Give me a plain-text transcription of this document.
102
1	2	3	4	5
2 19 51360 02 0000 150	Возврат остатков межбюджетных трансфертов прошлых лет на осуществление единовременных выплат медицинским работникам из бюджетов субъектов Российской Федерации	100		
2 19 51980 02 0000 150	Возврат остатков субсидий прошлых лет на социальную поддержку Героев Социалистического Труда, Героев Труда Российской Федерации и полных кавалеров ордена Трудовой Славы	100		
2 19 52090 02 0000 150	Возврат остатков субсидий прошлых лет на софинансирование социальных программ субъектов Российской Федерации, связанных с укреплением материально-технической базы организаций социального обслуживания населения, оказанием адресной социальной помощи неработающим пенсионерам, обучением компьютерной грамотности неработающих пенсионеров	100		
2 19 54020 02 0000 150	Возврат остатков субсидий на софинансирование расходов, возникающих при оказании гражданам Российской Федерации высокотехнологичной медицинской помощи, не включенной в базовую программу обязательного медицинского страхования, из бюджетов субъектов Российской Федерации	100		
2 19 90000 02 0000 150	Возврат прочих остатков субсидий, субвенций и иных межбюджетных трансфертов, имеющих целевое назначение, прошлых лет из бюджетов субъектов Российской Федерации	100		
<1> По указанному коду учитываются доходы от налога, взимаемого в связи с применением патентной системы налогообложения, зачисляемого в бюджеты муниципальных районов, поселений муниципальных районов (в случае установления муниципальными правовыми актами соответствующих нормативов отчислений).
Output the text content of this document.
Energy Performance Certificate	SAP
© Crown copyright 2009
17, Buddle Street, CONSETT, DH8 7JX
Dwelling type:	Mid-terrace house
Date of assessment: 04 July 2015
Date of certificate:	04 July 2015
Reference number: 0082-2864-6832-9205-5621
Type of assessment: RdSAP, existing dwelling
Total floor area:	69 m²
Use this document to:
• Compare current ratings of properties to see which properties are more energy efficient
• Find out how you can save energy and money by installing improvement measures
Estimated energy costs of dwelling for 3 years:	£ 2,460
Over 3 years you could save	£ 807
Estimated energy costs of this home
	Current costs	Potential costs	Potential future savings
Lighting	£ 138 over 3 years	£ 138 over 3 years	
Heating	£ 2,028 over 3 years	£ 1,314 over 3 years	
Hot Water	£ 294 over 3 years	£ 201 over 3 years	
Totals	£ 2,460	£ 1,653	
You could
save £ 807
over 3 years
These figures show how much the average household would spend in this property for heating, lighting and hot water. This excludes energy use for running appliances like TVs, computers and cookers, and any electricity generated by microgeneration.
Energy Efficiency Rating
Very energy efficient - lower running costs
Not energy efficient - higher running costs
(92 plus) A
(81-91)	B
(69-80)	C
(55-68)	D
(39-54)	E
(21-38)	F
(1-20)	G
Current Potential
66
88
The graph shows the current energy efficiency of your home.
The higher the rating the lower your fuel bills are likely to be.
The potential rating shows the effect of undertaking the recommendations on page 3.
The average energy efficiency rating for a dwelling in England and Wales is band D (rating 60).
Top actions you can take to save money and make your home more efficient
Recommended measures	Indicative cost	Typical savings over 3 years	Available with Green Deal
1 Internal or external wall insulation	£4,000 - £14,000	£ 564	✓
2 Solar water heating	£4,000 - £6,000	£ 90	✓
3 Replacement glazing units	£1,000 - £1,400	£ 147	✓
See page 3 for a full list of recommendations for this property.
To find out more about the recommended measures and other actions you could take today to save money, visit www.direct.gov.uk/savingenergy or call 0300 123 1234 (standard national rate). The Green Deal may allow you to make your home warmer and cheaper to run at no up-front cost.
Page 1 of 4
■ ■ ■
Exercise: Repeat every line of the data, exactly and in full.

The answer:
Give me a plain-text transcription of this document.
102
1	2	3	4	5
2 19 51360 02 0000 150	Возврат остатков межбюджетных трансфертов прошлых лет на осуществление единовременных выплат медицинским работникам из бюджетов субъектов Российской Федерации	100		
2 19 51980 02 0000 150	Возврат остатков субсидий прошлых лет на социальную поддержку Героев Социалистического Труда, Героев Труда Российской Федерации и полных кавалеров ордена Трудовой Славы	100		
2 19 52090 02 0000 150	Возврат остатков субсидий прошлых лет на софинансирование социальных программ субъектов Российской Федерации, связанных с укреплением материально-технической базы организаций социального обслуживания населения, оказанием адресной социальной помощи неработающим пенсионерам, обучением компьютерной грамотности неработающих пенсионеров	100		
2 19 54020 02 0000 150	Возврат остатков субсидий на софинансирование расходов, возникающих при оказании гражданам Российской Федерации высокотехнологичной медицинской помощи, не включенной в базовую программу обязательного медицинского страхования, из бюджетов субъектов Российской Федерации	100		
2 19 90000 02 0000 150	Возврат прочих остатков субсидий, субвенций и иных межбюджетных трансфертов, имеющих целевое назначение, прошлых лет из бюджетов субъектов Российской Федерации	100		
<1> По указанному коду учитываются доходы от налога, взимаемого в связи с применением патентной системы налогообложения, зачисляемого в бюджеты муниципальных районов, поселений муниципальных районов (в случае установления муниципальными правовыми актами соответствующих нормативов отчислений).
Output the text content of this document.
Energy Performance Certificate	SAP
© Crown copyright 2009
17, Buddle Street, CONSETT, DH8 7JX
Dwelling type:	Mid-terrace house
Date of assessment: 04 July 2015
Date of certificate:	04 July 2015
Reference number: 0082-2864-6832-9205-5621
Type of assessment: RdSAP, existing dwelling
Total floor area:	69 m²
Use this document to:
• Compare current ratings of properties to see which properties are more energy efficient
• Find out how you can save energy and money by installing improvement measures
Estimated energy costs of dwelling for 3 years:	£ 2,460
Over 3 years you could save	£ 807
Estimated energy costs of this home
	Current costs	Potential costs	Potential future savings
Lighting	£ 138 over 3 years	£ 138 over 3 years	
Heating	£ 2,028 over 3 years	£ 1,314 over 3 years	
Hot Water	£ 294 over 3 years	£ 201 over 3 years	
Totals	£ 2,460	£ 1,653	
You could
save £ 807
over 3 years
These figures show how much the average household would spend in this property for heating, lighting and hot water. This excludes energy use for running appliances like TVs, computers and cookers, and any electricity generated by microgeneration.
Energy Efficiency Rating
Very energy efficient - lower running costs
Not energy efficient - higher running costs
(92 plus) A
(81-91)	B
(69-80)	C
(55-68)	D
(39-54)	E
(21-38)	F
(1-20)	G
Current Potential
66
88
The graph shows the current energy efficiency of your home.
The higher the rating the lower your fuel bills are likely to be.
The potential rating shows the effect of undertaking the recommendations on page 3.
The average energy efficiency rating for a dwelling in England and Wales is band D (rating 60).
Top actions you can take to save money and make your home more efficient
Recommended measures	Indicative cost	Typical savings over 3 years	Available with Green Deal
1 Internal or external wall insulation	£4,000 - £14,000	£ 564	✓
2 Solar water heating	£4,000 - £6,000	£ 90	✓
3 Replacement glazing units	£1,000 - £1,400	£ 147	✓
See page 3 for a full list of recommendations for this property.
To find out more about the recommended measures and other actions you could take today to save money, visit www.direct.gov.uk/savingenergy or call 0300 123 1234 (standard national rate). The Green Deal may allow you to make your home warmer and cheaper to run at no up-front cost.
Page 1 of 4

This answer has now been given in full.